▶ **Data entries**
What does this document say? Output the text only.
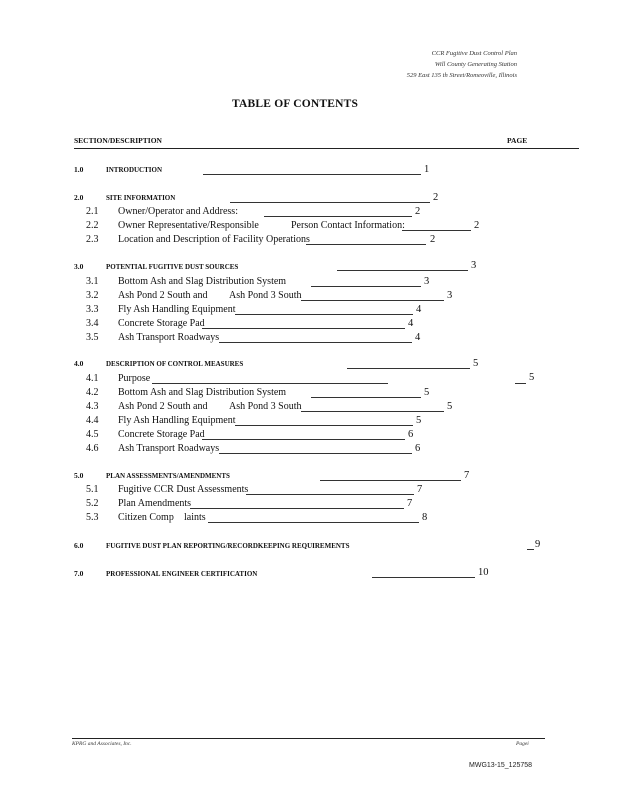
CCR Fugitive Dust Control Plan
Will County Generating Station
529 East 135 th Street/Romeoville, Illinois
TABLE OF CONTENTS
SECTION/DESCRIPTION	PAGE
1.0	INTRODUCTION	1
2.0	SITE INFORMATION	2
2.1 Owner/Operator and Address:	2
2.2 Owner Representative/Responsible	Person Contact Information:	2
2.3 Location and Description of Facility Operations	2
3.0	POTENTIAL FUGITIVE DUST SOURCES	3
3.1 Bottom Ash and Slag Distribution System	3
3.2 Ash Pond 2 South and Ash Pond 3 South	3
3.3 Fly Ash Handling Equipment	4
3.4 Concrete Storage Pad	4
3.5 Ash Transport Roadways	4
4.0	DESCRIPTION OF CONTROL MEASURES	5
4.1 Purpose	5
4.2 Bottom Ash and Slag Distribution System	5
4.3 Ash Pond 2 South and Ash Pond 3 South	5
4.4 Fly Ash Handling Equipment	5
4.5 Concrete Storage Pad	6
4.6 Ash Transport Roadways	6
5.0	PLAN ASSESSMENTS/AMENDMENTS	7
5.1 Fugitive CCR Dust Assessments	7
5.2 Plan Amendments	7
5.3 Citizen Comp laints	8
6.0	FUGITIVE DUST PLAN REPORTING/RECORDKEEPING REQUIREMENTS	9
7.0	PROFESSIONAL ENGINEER CERTIFICATION	10
KPRG and Associates, Inc.	Pagei
MWG13-15_125758
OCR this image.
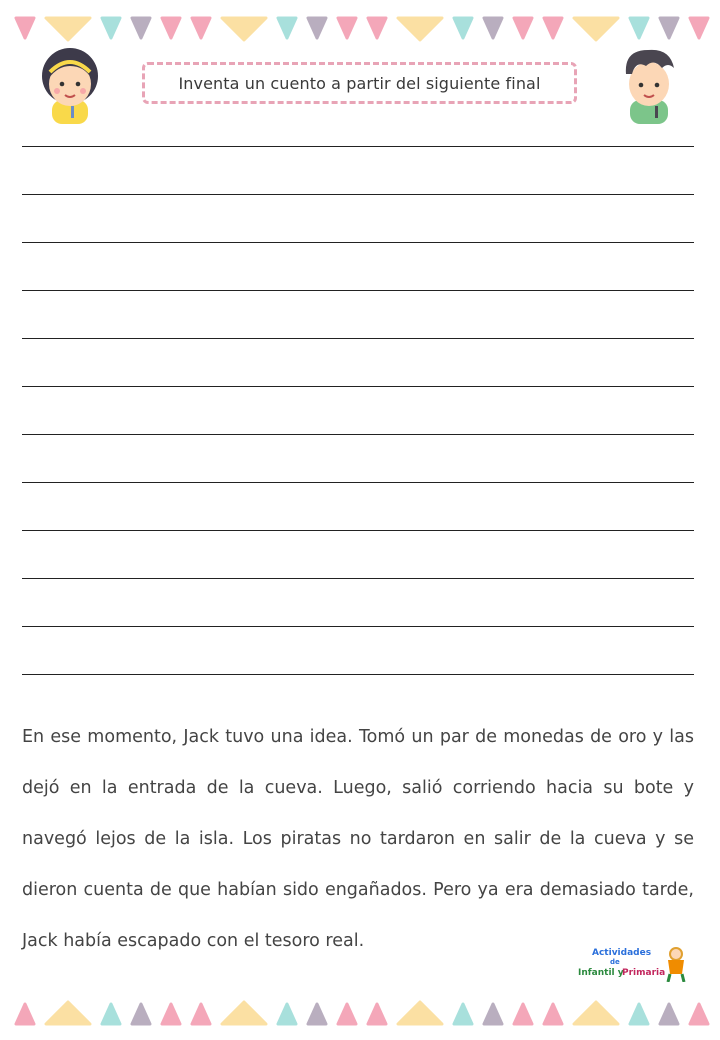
Inventa un cuento a partir del siguiente final

En ese momento, Jack tuvo una idea. Tomó un par de monedas de oro y las dejó en la entrada de la cueva. Luego, salió corriendo hacia su bote y navegó lejos de la isla. Los piratas no tardaron en salir de la cueva y se dieron cuenta de que habían sido engañados. Pero ya era demasiado tarde, Jack había escapado con el tesoro real.

Actividades
de
Infantil y
Primaria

▶ **Exercise description**
Nothing but the lines from the line containing "OCR this image." through the last line of the records above is to be extracted, exactly and with no pictures.

▶ **Task output**
OCR this image.
Inventa un cuento a partir del siguiente final

En ese momento, Jack tuvo una idea. Tomó un par de monedas de oro y las dejó en la entrada de la cueva. Luego, salió corriendo hacia su bote y navegó lejos de la isla. Los piratas no tardaron en salir de la cueva y se dieron cuenta de que habían sido engañados. Pero ya era demasiado tarde, Jack había escapado con el tesoro real.

Actividades
de
Infantil y
Primaria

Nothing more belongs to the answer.